_Task to complete_
Filter the entries, keeping every line with the word "entry".

A run of records
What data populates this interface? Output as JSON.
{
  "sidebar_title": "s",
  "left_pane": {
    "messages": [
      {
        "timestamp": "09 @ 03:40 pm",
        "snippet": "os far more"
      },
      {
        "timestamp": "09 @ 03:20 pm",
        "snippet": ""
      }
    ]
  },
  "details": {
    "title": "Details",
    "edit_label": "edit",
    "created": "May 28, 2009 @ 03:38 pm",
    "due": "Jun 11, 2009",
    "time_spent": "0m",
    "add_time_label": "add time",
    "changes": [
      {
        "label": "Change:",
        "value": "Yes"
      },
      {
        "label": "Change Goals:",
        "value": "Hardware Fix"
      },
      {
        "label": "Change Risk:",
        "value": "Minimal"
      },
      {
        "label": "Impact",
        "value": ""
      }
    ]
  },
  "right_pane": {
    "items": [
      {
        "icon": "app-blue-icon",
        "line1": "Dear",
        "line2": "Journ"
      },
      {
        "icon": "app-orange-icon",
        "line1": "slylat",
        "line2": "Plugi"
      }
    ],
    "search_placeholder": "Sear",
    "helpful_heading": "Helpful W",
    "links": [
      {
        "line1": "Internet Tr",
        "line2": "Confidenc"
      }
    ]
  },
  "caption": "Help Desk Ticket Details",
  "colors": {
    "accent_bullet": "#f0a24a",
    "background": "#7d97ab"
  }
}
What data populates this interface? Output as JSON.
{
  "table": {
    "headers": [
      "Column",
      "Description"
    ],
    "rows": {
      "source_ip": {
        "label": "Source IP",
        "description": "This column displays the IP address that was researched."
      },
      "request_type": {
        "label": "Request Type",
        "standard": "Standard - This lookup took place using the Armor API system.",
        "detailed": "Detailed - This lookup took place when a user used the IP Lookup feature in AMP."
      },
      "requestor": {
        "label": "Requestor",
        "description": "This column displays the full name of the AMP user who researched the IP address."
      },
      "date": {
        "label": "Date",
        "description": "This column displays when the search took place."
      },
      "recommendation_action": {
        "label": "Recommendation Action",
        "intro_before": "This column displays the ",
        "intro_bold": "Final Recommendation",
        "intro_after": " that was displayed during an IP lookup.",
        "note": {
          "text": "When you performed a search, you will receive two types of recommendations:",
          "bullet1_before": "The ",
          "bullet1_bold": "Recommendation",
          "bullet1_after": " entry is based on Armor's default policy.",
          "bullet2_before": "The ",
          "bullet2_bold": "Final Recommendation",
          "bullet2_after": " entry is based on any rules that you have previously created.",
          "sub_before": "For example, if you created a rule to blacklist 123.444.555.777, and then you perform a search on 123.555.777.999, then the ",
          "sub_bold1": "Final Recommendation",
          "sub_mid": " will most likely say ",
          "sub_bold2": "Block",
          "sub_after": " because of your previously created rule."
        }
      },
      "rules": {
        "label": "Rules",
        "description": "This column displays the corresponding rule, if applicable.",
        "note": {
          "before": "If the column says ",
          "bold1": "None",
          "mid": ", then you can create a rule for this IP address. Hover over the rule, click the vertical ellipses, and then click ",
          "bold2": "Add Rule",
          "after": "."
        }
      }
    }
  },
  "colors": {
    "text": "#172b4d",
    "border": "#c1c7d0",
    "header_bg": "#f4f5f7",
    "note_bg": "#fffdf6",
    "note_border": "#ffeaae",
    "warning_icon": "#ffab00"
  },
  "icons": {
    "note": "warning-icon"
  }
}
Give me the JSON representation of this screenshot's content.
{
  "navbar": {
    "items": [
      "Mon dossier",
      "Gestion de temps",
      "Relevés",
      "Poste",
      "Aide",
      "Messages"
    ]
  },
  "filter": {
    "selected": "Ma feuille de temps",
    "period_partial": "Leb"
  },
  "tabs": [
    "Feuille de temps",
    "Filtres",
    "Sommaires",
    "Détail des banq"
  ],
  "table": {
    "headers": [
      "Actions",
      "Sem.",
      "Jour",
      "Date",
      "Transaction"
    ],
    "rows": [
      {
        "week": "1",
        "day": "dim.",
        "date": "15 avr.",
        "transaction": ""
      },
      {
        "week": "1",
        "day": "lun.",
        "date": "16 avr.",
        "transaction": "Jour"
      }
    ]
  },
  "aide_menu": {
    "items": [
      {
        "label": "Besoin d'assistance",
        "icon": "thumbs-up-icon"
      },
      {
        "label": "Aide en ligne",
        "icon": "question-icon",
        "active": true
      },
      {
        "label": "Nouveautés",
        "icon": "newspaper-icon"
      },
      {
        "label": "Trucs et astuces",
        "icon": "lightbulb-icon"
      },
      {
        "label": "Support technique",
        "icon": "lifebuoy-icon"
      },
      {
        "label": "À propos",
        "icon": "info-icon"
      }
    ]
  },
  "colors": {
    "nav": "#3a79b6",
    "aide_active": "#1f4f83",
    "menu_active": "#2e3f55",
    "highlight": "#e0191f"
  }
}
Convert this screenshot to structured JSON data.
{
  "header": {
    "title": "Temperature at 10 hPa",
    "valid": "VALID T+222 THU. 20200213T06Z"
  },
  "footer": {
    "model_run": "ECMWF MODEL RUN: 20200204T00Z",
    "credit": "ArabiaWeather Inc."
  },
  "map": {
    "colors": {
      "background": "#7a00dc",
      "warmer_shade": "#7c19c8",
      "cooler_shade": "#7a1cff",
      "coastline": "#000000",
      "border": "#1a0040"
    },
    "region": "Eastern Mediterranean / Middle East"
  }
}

_Result_
          "bullet1_after": " entry is based on Armor's default policy.",
          "bullet2_after": " entry is based on any rules that you have previously created.",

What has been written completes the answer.